### Exercise objective
Copy out every listing that follows, line for line, with no changes.

(Listings of element locations)
+ + +

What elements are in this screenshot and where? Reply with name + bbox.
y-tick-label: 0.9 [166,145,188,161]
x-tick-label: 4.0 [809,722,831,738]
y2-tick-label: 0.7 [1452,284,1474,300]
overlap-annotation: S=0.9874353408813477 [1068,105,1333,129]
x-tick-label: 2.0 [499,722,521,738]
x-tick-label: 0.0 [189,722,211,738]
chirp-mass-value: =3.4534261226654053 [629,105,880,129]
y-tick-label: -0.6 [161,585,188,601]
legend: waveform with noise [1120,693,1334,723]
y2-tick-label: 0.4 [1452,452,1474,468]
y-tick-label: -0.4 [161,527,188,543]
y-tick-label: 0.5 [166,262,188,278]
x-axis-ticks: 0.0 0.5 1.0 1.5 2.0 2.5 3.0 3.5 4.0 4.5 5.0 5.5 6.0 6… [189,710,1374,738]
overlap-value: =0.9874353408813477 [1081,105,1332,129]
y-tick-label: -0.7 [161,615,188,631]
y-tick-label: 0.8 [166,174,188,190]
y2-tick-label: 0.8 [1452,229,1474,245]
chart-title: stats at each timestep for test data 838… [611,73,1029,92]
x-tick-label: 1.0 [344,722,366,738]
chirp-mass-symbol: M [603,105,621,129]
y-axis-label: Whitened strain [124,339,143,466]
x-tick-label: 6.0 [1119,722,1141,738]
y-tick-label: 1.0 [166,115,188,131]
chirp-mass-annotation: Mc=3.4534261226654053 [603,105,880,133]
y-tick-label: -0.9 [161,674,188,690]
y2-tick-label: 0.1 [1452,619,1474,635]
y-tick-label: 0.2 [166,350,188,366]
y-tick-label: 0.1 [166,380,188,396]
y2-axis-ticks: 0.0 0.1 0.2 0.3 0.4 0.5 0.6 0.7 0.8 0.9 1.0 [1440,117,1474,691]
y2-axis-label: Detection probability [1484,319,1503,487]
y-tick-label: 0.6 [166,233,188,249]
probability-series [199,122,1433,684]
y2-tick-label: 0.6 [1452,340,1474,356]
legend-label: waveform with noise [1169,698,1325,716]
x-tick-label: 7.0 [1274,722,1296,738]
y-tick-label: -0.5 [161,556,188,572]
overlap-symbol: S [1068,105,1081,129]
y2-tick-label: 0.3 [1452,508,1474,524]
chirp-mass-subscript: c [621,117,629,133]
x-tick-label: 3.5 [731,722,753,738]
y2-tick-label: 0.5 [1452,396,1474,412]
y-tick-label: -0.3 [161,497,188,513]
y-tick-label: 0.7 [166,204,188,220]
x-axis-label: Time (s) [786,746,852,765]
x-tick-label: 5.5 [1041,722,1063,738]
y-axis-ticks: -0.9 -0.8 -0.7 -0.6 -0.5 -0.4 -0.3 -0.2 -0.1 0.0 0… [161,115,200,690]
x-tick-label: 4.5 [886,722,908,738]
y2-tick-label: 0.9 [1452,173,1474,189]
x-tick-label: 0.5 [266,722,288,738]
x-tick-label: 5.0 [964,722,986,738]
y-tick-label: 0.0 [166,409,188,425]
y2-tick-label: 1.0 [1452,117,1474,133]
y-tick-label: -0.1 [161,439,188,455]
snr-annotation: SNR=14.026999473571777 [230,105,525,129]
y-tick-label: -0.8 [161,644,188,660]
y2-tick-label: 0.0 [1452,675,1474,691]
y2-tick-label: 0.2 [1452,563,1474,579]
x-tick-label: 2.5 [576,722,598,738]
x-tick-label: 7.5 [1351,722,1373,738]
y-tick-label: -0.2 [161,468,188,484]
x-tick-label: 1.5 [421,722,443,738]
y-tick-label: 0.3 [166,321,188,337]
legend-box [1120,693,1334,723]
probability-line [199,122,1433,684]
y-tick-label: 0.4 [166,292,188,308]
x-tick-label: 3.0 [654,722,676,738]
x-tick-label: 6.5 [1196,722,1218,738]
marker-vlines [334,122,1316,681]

+ + +

### Expected answer
What elements are in this screenshot and where? Reply with name + bbox.
y-tick-label: 0.9 [166,145,188,161]
x-tick-label: 4.0 [809,722,831,738]
y2-tick-label: 0.7 [1452,284,1474,300]
overlap-annotation: S=0.9874353408813477 [1068,105,1333,129]
x-tick-label: 2.0 [499,722,521,738]
x-tick-label: 0.0 [189,722,211,738]
chirp-mass-value: =3.4534261226654053 [629,105,880,129]
y-tick-label: -0.6 [161,585,188,601]
legend: waveform with noise [1120,693,1334,723]
y2-tick-label: 0.4 [1452,452,1474,468]
y-tick-label: -0.4 [161,527,188,543]
y-tick-label: 0.5 [166,262,188,278]
x-axis-ticks: 0.0 0.5 1.0 1.5 2.0 2.5 3.0 3.5 4.0 4.5 5.0 5.5 6.0 6… [189,710,1374,738]
overlap-value: =0.9874353408813477 [1081,105,1332,129]
y-tick-label: -0.7 [161,615,188,631]
y-tick-label: 0.8 [166,174,188,190]
y2-tick-label: 0.8 [1452,229,1474,245]
chart-title: stats at each timestep for test data 838… [611,73,1029,92]
x-tick-label: 1.0 [344,722,366,738]
chirp-mass-symbol: M [603,105,621,129]
y-axis-label: Whitened strain [124,339,143,466]
x-tick-label: 6.0 [1119,722,1141,738]
y-tick-label: 1.0 [166,115,188,131]
chirp-mass-annotation: Mc=3.4534261226654053 [603,105,880,133]
y-tick-label: -0.9 [161,674,188,690]
y2-tick-label: 0.1 [1452,619,1474,635]
y-tick-label: 0.2 [166,350,188,366]
y-tick-label: 0.1 [166,380,188,396]
y2-axis-ticks: 0.0 0.1 0.2 0.3 0.4 0.5 0.6 0.7 0.8 0.9 1.0 [1440,117,1474,691]
y2-axis-label: Detection probability [1484,319,1503,487]
y-tick-label: 0.6 [166,233,188,249]
probability-series [199,122,1433,684]
y2-tick-label: 0.6 [1452,340,1474,356]
legend-label: waveform with noise [1169,698,1325,716]
x-tick-label: 7.0 [1274,722,1296,738]
y-tick-label: -0.5 [161,556,188,572]
overlap-symbol: S [1068,105,1081,129]
y2-tick-label: 0.3 [1452,508,1474,524]
chirp-mass-subscript: c [621,117,629,133]
x-tick-label: 3.5 [731,722,753,738]
y2-tick-label: 0.5 [1452,396,1474,412]
y-tick-label: -0.3 [161,497,188,513]
y-tick-label: 0.7 [166,204,188,220]
x-axis-label: Time (s) [786,746,852,765]
x-tick-label: 5.5 [1041,722,1063,738]
y-axis-ticks: -0.9 -0.8 -0.7 -0.6 -0.5 -0.4 -0.3 -0.2 -0.1 0.0 0… [161,115,200,690]
x-tick-label: 4.5 [886,722,908,738]
y2-tick-label: 0.9 [1452,173,1474,189]
x-tick-label: 0.5 [266,722,288,738]
x-tick-label: 5.0 [964,722,986,738]
y-tick-label: 0.0 [166,409,188,425]
y2-tick-label: 1.0 [1452,117,1474,133]
y-tick-label: -0.1 [161,439,188,455]
snr-annotation: SNR=14.026999473571777 [230,105,525,129]
y-tick-label: -0.8 [161,644,188,660]
y2-tick-label: 0.0 [1452,675,1474,691]
y2-tick-label: 0.2 [1452,563,1474,579]
x-tick-label: 2.5 [576,722,598,738]
x-tick-label: 7.5 [1351,722,1373,738]
y-tick-label: -0.2 [161,468,188,484]
x-tick-label: 1.5 [421,722,443,738]
y-tick-label: 0.3 [166,321,188,337]
legend-box [1120,693,1334,723]
probability-line [199,122,1433,684]
y-tick-label: 0.4 [166,292,188,308]
x-tick-label: 3.0 [654,722,676,738]
x-tick-label: 6.5 [1196,722,1218,738]
marker-vlines [334,122,1316,681]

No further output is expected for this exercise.